> TO BE DONE: From the entries below, gather every line containing the string "USDJPY".

--- START OF EXCERPTED RECORDS ---

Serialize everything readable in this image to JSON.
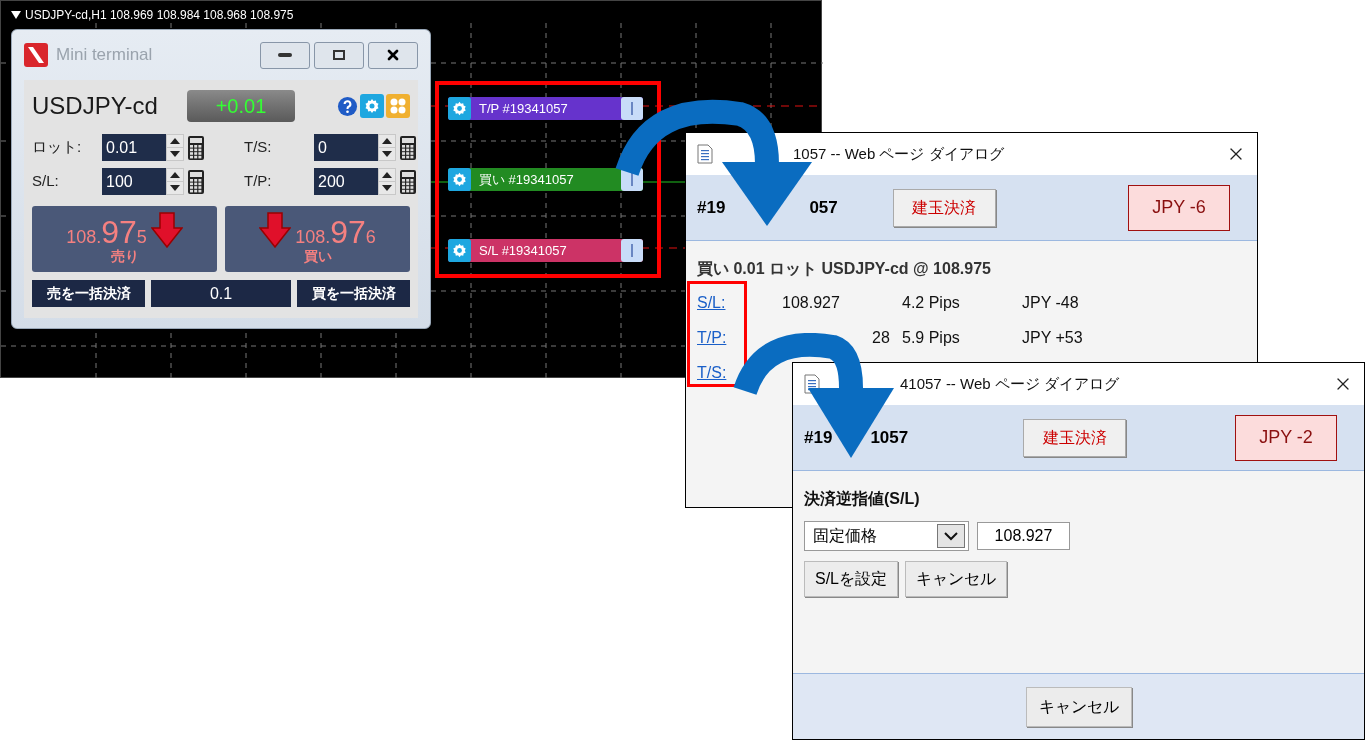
{
  "chart": {
    "header": "USDJPY-cd,H1 108.969 108.984 108.968 108.975",
    "mini_terminal": {
      "title": "Mini terminal",
      "symbol": "USDJPY-cd",
      "change": "+0.01",
      "fields": [
        {
          "label": "ロット:",
          "value": "0.01"
        },
        {
          "label": "T/S:",
          "value": "0"
        },
        {
          "label": "S/L:",
          "value": "100"
        },
        {
          "label": "T/P:",
          "value": "200"
        }
      ],
      "sell": {
        "price_head": "108.",
        "price_big": "97",
        "price_tail": "5",
        "label": "売り"
      },
      "buy": {
        "price_head": "108.",
        "price_big": "97",
        "price_tail": "6",
        "label": "買い"
      },
      "close_sell": "売を一括決済",
      "volume": "0.1",
      "close_buy": "買を一括決済"
    },
    "order_lines": [
      {
        "label": "T/P #19341057",
        "color": "#6633cc"
      },
      {
        "label": "買い #19341057",
        "color": "#228b22"
      },
      {
        "label": "S/L #19341057",
        "color": "#cc3366"
      }
    ]
  },
  "dialogs": [
    {
      "kind": "order",
      "title": "1057 -- Web ページ ダイアログ",
      "order_number_parts": [
        "#19",
        "057"
      ],
      "close_position_button": "建玉決済",
      "profit": "JPY -6",
      "summary": "買い 0.01 ロット USDJPY-cd @ 108.975",
      "rows": [
        {
          "link": "S/L:",
          "price": "108.927",
          "pips": "4.2 Pips",
          "amount": "JPY -48"
        },
        {
          "link": "T/P:",
          "price": "28",
          "pips": "5.9 Pips",
          "amount": "JPY +53"
        },
        {
          "link": "T/S:"
        }
      ]
    },
    {
      "kind": "stop_loss",
      "title": "41057 -- Web ページ ダイアログ",
      "order_number_parts": [
        "#19",
        "1057"
      ],
      "close_position_button": "建玉決済",
      "profit": "JPY -2",
      "section_title": "決済逆指値(S/L)",
      "mode_select": "固定価格",
      "price_input": "108.927",
      "buttons": [
        "S/Lを設定",
        "キャンセル"
      ],
      "footer_button": "キャンセル"
    }
  ]
}
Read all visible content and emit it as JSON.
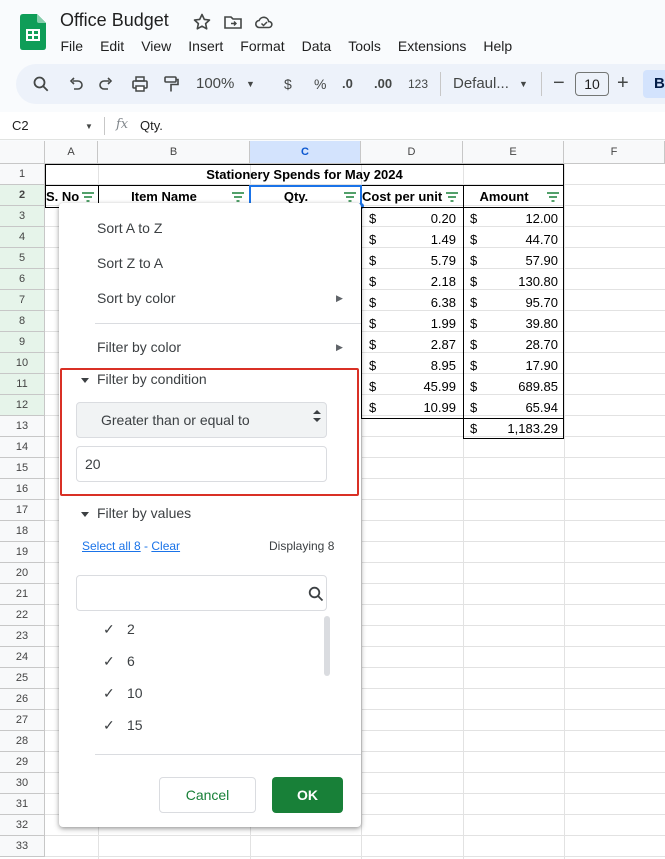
{
  "doc": {
    "title": "Office Budget",
    "menus": [
      "File",
      "Edit",
      "View",
      "Insert",
      "Format",
      "Data",
      "Tools",
      "Extensions",
      "Help"
    ]
  },
  "toolbar": {
    "zoom": "100%",
    "currency": "$",
    "percent": "%",
    "dec_dec": ".0",
    "inc_dec": ".00",
    "numfmt": "123",
    "font": "Defaul...",
    "font_size": "10",
    "bold": "B"
  },
  "formula": {
    "cell": "C2",
    "fx": "fx",
    "value": "Qty."
  },
  "columns": [
    "A",
    "B",
    "C",
    "D",
    "E",
    "F"
  ],
  "rows": [
    "1",
    "2",
    "3",
    "4",
    "5",
    "6",
    "7",
    "8",
    "9",
    "10",
    "11",
    "12",
    "13",
    "14",
    "15",
    "16",
    "17",
    "18",
    "19",
    "20",
    "21",
    "22",
    "23",
    "24",
    "25",
    "26",
    "27",
    "28",
    "29",
    "30",
    "31",
    "32",
    "33"
  ],
  "sheet": {
    "title": "Stationery Spends for May 2024",
    "headers": {
      "sno": "S. No",
      "item": "Item Name",
      "qty": "Qty.",
      "cpu": "Cost per unit",
      "amount": "Amount"
    },
    "currency": "$",
    "cost_per_unit": [
      "0.20",
      "1.49",
      "5.79",
      "2.18",
      "6.38",
      "1.99",
      "2.87",
      "8.95",
      "45.99",
      "10.99"
    ],
    "amounts": [
      "12.00",
      "44.70",
      "57.90",
      "130.80",
      "95.70",
      "39.80",
      "28.70",
      "17.90",
      "689.85",
      "65.94"
    ],
    "total": "1,183.29"
  },
  "filter": {
    "sort_az": "Sort A to Z",
    "sort_za": "Sort Z to A",
    "sort_color": "Sort by color",
    "filter_color": "Filter by color",
    "by_condition": "Filter by condition",
    "condition": "Greater than or equal to",
    "condition_value": "20",
    "by_values": "Filter by values",
    "select_all": "Select all 8",
    "dash": " - ",
    "clear": "Clear",
    "displaying": "Displaying 8",
    "values": [
      "2",
      "6",
      "10",
      "15"
    ],
    "cancel": "Cancel",
    "ok": "OK"
  },
  "colors": {
    "accent": "#188038",
    "highlight": "#d93025",
    "link": "#1a73e8"
  }
}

--- END OF EXCERPTED RECORDS ---

> TASK RESULT:
    "header": "USDJPY-cd,H1 108.969 108.984 108.968 108.975",
      "symbol": "USDJPY-cd",
      "summary": "買い 0.01 ロット USDJPY-cd @ 108.975",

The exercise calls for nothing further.